(Stored entries)
────────────────

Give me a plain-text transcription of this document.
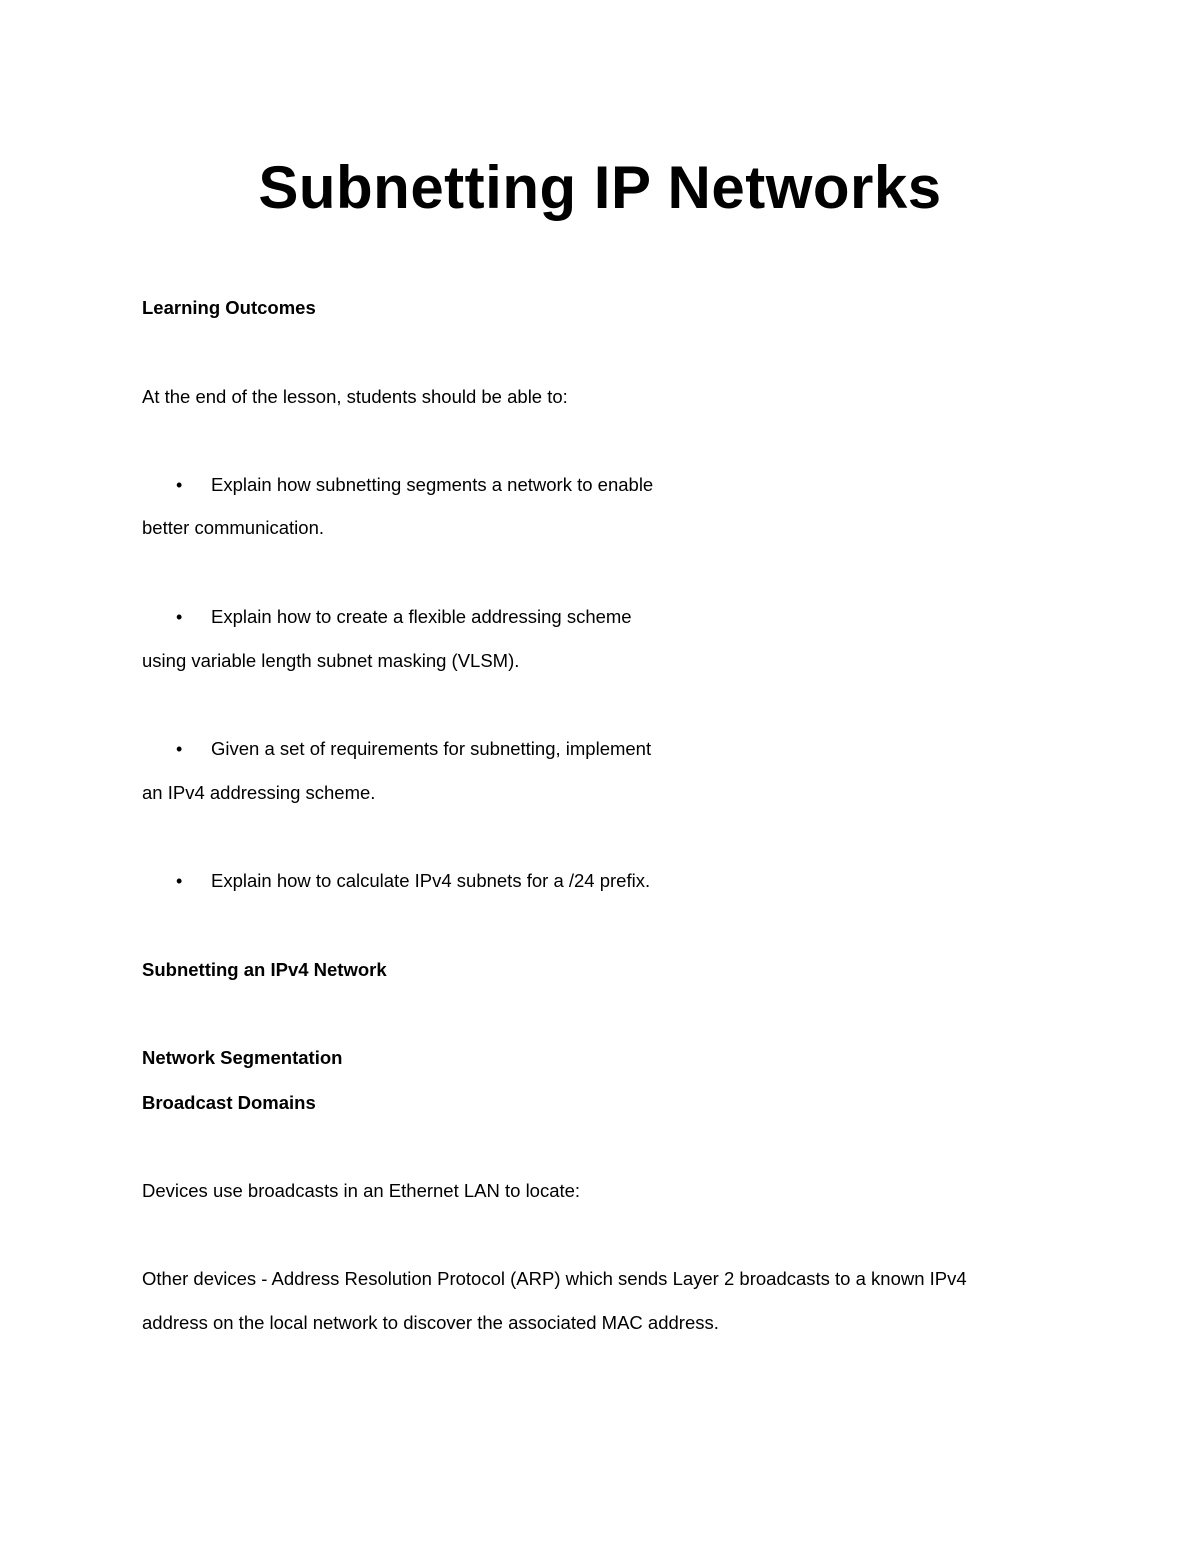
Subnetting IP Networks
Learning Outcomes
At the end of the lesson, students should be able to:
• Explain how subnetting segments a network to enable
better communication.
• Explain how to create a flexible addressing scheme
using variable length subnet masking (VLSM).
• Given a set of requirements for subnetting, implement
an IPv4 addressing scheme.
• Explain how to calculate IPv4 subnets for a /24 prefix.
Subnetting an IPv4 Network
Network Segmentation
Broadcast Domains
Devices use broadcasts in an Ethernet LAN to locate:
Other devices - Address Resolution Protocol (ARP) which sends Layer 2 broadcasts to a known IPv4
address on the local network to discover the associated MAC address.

────────────────

Task requirements - Pull every line containing "broadcasts" out of the data above.

Task result -
Devices use broadcasts in an Ethernet LAN to locate:
Other devices - Address Resolution Protocol (ARP) which sends Layer 2 broadcasts to a known IPv4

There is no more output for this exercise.